§ GIVEN PROBLEM
Please output the lines shown below exactly as they appear.

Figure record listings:
____

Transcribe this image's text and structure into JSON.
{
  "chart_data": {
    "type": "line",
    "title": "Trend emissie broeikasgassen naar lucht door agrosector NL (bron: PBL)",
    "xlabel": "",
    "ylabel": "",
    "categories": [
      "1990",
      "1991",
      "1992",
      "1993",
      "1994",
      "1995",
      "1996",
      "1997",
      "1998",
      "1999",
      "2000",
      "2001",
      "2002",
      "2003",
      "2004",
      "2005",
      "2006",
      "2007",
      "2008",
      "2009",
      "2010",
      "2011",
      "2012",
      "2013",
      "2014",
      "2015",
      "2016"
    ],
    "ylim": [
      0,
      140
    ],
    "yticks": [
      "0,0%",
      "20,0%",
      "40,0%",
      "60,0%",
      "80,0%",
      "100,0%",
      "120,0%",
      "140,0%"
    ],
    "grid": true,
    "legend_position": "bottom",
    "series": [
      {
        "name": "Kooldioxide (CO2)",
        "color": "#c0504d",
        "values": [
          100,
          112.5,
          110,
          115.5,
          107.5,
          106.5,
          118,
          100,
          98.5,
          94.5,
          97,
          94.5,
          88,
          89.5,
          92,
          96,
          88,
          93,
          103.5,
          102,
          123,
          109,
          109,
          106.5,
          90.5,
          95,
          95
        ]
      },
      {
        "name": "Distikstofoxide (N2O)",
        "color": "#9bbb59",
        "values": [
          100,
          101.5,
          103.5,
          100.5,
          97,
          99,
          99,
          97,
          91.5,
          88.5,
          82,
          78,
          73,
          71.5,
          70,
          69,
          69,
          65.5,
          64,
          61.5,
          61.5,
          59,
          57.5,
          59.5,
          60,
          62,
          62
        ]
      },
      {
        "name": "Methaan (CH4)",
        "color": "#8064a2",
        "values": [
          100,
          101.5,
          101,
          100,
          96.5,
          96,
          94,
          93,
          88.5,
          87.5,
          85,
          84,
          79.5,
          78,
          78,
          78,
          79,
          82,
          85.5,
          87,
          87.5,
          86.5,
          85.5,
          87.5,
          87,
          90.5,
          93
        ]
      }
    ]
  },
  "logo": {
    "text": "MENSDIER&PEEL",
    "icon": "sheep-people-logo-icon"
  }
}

____

§ SOLUTION FOR THIS PROBLEM
Transcribe this image's text and structure into JSON.
{
  "chart_data": {
    "type": "line",
    "title": "Trend emissie broeikasgassen naar lucht door agrosector NL (bron: PBL)",
    "xlabel": "",
    "ylabel": "",
    "categories": [
      "1990",
      "1991",
      "1992",
      "1993",
      "1994",
      "1995",
      "1996",
      "1997",
      "1998",
      "1999",
      "2000",
      "2001",
      "2002",
      "2003",
      "2004",
      "2005",
      "2006",
      "2007",
      "2008",
      "2009",
      "2010",
      "2011",
      "2012",
      "2013",
      "2014",
      "2015",
      "2016"
    ],
    "ylim": [
      0,
      140
    ],
    "yticks": [
      "0,0%",
      "20,0%",
      "40,0%",
      "60,0%",
      "80,0%",
      "100,0%",
      "120,0%",
      "140,0%"
    ],
    "grid": true,
    "legend_position": "bottom",
    "series": [
      {
        "name": "Kooldioxide (CO2)",
        "color": "#c0504d",
        "values": [
          100,
          112.5,
          110,
          115.5,
          107.5,
          106.5,
          118,
          100,
          98.5,
          94.5,
          97,
          94.5,
          88,
          89.5,
          92,
          96,
          88,
          93,
          103.5,
          102,
          123,
          109,
          109,
          106.5,
          90.5,
          95,
          95
        ]
      },
      {
        "name": "Distikstofoxide (N2O)",
        "color": "#9bbb59",
        "values": [
          100,
          101.5,
          103.5,
          100.5,
          97,
          99,
          99,
          97,
          91.5,
          88.5,
          82,
          78,
          73,
          71.5,
          70,
          69,
          69,
          65.5,
          64,
          61.5,
          61.5,
          59,
          57.5,
          59.5,
          60,
          62,
          62
        ]
      },
      {
        "name": "Methaan (CH4)",
        "color": "#8064a2",
        "values": [
          100,
          101.5,
          101,
          100,
          96.5,
          96,
          94,
          93,
          88.5,
          87.5,
          85,
          84,
          79.5,
          78,
          78,
          78,
          79,
          82,
          85.5,
          87,
          87.5,
          86.5,
          85.5,
          87.5,
          87,
          90.5,
          93
        ]
      }
    ]
  },
  "logo": {
    "text": "MENSDIER&PEEL",
    "icon": "sheep-people-logo-icon"
  }
}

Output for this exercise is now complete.